### Task data
----------------------------------------

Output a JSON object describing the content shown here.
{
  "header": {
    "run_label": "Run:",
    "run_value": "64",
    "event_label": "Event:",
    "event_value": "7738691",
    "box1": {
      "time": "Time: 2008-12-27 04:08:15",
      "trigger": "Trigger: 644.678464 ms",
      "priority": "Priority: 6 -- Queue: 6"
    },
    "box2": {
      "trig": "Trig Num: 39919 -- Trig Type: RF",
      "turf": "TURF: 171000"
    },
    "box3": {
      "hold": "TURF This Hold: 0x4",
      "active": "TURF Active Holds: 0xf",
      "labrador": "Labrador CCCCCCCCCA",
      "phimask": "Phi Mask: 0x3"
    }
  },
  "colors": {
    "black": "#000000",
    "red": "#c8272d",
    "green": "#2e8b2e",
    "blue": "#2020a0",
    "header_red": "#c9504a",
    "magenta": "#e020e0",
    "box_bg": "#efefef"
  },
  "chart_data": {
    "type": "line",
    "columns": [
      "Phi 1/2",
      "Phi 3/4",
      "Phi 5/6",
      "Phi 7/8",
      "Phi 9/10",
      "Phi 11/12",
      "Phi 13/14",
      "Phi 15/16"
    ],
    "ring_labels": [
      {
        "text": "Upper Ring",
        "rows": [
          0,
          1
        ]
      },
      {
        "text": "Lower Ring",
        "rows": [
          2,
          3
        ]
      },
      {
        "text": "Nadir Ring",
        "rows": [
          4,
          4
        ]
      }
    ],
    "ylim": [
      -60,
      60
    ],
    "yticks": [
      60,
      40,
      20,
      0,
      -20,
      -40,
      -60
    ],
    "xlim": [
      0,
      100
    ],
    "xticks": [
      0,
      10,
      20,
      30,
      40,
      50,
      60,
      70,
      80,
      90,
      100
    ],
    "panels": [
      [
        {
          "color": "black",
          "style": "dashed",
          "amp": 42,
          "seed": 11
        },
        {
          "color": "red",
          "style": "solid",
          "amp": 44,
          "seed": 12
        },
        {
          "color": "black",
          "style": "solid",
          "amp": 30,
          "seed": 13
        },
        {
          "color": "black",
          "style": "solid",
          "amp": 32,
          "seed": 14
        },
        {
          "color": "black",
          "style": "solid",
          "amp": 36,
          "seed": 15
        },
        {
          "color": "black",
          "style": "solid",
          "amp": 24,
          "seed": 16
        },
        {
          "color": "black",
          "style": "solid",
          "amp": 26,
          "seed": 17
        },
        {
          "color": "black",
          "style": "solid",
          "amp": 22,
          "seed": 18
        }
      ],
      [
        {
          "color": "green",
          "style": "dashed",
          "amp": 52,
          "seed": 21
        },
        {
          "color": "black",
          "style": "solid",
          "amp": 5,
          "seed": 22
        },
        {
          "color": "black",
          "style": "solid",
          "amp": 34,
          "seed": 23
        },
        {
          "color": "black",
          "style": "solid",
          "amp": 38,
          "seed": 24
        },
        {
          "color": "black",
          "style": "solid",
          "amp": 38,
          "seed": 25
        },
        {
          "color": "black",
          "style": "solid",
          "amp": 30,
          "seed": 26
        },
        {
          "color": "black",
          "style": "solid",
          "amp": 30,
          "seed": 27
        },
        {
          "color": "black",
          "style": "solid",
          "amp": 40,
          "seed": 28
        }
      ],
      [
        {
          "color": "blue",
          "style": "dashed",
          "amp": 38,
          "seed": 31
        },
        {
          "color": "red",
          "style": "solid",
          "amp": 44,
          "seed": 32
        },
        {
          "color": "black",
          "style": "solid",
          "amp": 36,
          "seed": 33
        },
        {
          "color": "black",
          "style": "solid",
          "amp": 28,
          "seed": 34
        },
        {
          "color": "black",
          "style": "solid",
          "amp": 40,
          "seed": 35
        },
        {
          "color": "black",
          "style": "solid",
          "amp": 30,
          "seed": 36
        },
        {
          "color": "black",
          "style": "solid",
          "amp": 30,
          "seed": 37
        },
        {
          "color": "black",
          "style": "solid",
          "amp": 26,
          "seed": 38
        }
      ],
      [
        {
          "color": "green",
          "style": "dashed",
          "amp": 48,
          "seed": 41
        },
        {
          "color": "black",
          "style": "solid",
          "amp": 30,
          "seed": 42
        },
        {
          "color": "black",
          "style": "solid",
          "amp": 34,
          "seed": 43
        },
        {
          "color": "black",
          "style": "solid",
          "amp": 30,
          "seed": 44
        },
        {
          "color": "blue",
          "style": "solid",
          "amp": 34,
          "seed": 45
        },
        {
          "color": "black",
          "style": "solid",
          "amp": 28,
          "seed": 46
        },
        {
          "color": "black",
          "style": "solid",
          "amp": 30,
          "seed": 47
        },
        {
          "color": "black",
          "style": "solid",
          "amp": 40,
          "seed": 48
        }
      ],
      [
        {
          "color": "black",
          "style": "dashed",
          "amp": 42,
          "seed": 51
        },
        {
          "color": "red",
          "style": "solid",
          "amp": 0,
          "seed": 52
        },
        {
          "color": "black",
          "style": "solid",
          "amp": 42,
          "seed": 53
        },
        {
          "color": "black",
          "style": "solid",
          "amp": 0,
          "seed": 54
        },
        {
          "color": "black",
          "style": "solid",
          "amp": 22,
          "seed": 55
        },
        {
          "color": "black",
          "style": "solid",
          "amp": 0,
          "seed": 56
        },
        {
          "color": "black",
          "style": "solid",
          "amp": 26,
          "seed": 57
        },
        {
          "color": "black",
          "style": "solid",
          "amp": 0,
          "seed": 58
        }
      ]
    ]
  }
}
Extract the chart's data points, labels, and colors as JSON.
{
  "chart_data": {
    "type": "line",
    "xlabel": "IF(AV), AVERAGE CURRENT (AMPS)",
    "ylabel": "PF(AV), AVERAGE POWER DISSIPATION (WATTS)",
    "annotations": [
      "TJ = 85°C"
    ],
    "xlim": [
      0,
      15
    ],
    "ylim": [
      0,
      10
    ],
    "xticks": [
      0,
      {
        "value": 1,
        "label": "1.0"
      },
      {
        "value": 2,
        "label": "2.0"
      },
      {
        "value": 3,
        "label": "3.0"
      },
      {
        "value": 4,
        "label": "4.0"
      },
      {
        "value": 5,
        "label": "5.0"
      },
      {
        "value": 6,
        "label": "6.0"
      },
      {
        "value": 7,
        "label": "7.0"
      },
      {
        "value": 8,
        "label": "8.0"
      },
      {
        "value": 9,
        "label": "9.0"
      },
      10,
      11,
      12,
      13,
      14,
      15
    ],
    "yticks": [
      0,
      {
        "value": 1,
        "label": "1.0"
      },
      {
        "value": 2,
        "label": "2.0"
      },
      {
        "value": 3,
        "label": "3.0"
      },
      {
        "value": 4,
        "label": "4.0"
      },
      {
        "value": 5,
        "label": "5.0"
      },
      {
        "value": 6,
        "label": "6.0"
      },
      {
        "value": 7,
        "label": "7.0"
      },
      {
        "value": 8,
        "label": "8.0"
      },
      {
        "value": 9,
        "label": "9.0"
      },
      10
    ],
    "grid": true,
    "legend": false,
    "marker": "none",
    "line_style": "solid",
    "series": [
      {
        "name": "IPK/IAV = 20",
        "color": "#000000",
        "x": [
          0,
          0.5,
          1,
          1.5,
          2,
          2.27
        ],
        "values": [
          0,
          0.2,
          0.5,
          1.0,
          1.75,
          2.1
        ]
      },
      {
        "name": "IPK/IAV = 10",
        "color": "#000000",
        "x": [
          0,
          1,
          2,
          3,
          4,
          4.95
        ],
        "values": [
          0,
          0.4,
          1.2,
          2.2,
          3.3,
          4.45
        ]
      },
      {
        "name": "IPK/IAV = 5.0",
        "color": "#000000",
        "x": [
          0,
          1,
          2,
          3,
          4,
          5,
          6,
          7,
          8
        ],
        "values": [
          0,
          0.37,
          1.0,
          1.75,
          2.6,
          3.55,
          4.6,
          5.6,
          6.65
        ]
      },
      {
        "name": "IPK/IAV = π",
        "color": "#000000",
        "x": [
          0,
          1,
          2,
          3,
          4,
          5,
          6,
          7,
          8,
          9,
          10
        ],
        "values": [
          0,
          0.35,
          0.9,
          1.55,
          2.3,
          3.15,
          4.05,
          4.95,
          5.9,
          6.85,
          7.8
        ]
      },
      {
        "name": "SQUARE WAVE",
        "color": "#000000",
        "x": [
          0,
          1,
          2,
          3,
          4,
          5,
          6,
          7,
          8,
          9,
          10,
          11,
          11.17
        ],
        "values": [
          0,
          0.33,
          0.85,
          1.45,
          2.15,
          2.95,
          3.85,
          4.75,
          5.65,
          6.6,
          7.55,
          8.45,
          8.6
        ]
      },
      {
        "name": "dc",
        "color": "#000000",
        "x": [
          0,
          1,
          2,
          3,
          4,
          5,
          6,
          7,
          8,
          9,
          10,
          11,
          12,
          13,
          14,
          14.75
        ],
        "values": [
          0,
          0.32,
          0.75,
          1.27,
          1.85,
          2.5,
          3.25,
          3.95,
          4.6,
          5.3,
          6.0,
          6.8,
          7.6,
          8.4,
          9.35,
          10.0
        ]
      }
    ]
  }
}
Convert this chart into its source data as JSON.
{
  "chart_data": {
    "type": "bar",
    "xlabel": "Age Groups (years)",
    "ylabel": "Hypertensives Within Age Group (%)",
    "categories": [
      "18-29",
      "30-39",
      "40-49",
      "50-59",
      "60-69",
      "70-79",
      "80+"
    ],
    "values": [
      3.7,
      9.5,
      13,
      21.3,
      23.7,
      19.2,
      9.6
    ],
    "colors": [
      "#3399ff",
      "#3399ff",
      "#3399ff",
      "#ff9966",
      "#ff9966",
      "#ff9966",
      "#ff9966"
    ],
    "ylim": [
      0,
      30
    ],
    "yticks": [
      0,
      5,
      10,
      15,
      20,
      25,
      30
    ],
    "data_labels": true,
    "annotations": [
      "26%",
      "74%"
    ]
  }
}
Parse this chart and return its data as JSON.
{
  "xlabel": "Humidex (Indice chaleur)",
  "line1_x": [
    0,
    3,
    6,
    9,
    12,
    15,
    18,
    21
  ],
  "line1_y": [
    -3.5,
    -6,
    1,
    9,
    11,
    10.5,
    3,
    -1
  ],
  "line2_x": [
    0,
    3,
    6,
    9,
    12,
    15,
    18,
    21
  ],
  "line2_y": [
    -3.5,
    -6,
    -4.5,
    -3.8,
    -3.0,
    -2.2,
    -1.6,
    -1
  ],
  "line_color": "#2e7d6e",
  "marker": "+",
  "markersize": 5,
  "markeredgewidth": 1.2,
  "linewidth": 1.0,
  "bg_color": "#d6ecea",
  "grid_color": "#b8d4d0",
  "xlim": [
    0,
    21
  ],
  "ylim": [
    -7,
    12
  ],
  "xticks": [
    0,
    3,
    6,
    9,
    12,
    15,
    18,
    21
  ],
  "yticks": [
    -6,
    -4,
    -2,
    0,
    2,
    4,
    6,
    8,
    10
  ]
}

----------------------------------------

### Problem requirements
Pull every line holding "colors" out of the records.

### Task answer
  "colors": {
Extract the chart's data points, labels, and colors as JSON.
    "colors": [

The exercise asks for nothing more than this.